LISTED RECORDS ->
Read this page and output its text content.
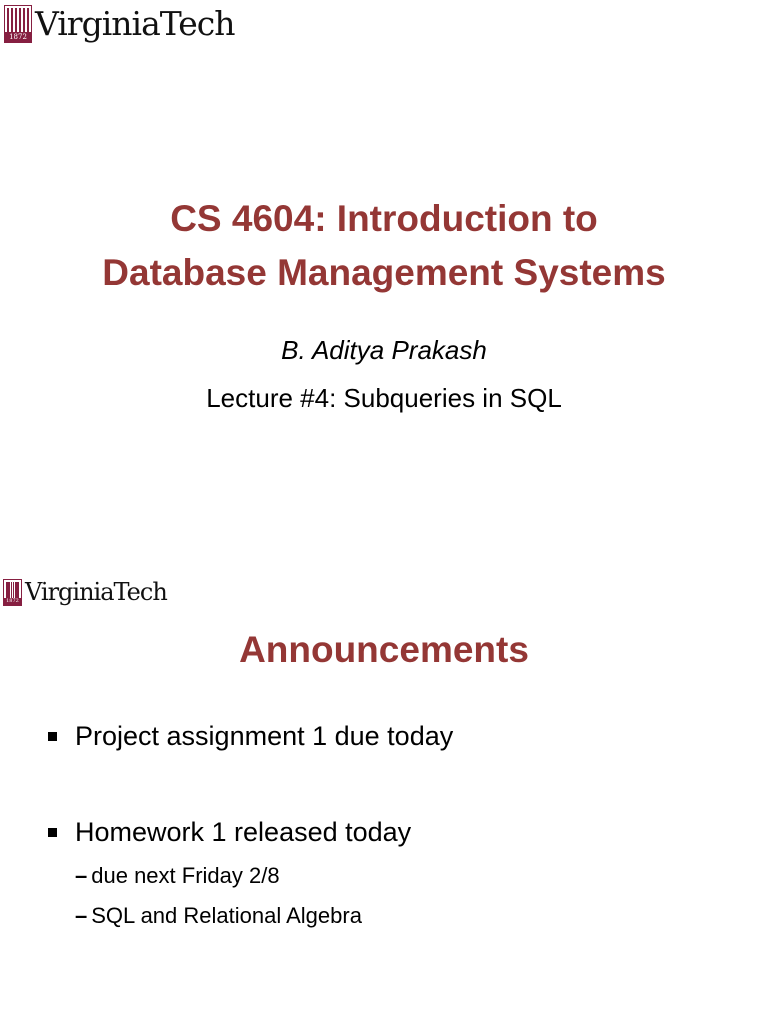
1872 VirginiaTech
CS 4604: Introduction to
Database Management Systems
B. Aditya Prakash
Lecture #4: Subqueries in SQL
1872 VirginiaTech
Announcements
Project assignment 1 due today
Homework 1 released today
– due next Friday 2/8
– SQL and Relational Algebra
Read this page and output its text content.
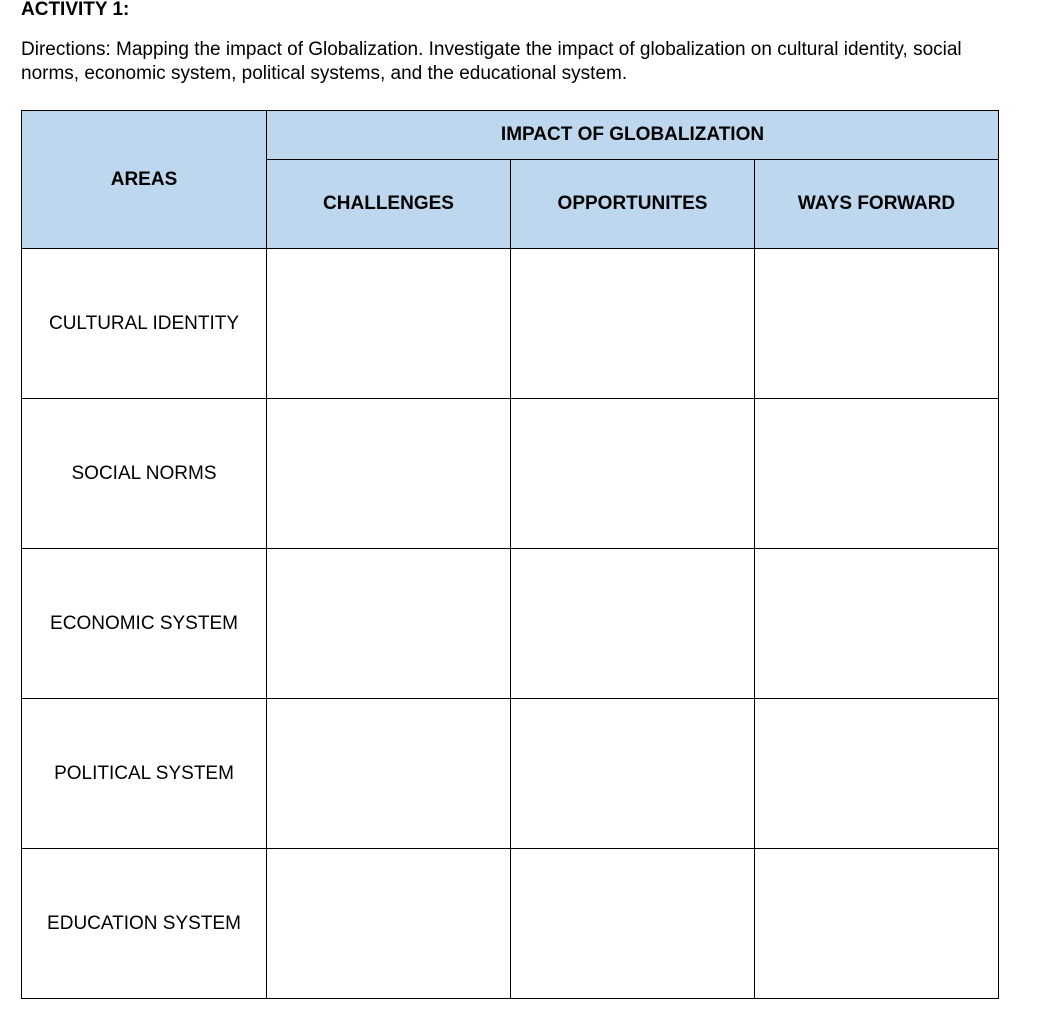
ACTIVITY 1:
Directions: Mapping the impact of Globalization. Investigate the impact of globalization on cultural identity, social norms, economic system, political systems, and the educational system.
AREAS	IMPACT OF GLOBALIZATION		
	CHALLENGES	OPPORTUNITES	WAYS FORWARD
CULTURAL IDENTITY			
SOCIAL NORMS			
ECONOMIC SYSTEM			
POLITICAL SYSTEM			
EDUCATION SYSTEM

OBJECTIVE ->
Write out the data precisely as given, excluding the pictures.

TASK RESPONSE ->
Read this page and output its text content.
1872 VirginiaTech
CS 4604: Introduction to
Database Management Systems
B. Aditya Prakash
Lecture #4: Subqueries in SQL
1872 VirginiaTech
Announcements
Project assignment 1 due today
Homework 1 released today
– due next Friday 2/8
– SQL and Relational Algebra
Read this page and output its text content.
ACTIVITY 1:
Directions: Mapping the impact of Globalization. Investigate the impact of globalization on cultural identity, social norms, economic system, political systems, and the educational system.
AREAS	IMPACT OF GLOBALIZATION		
	CHALLENGES	OPPORTUNITES	WAYS FORWARD
CULTURAL IDENTITY			
SOCIAL NORMS			
ECONOMIC SYSTEM			
POLITICAL SYSTEM			
EDUCATION SYSTEM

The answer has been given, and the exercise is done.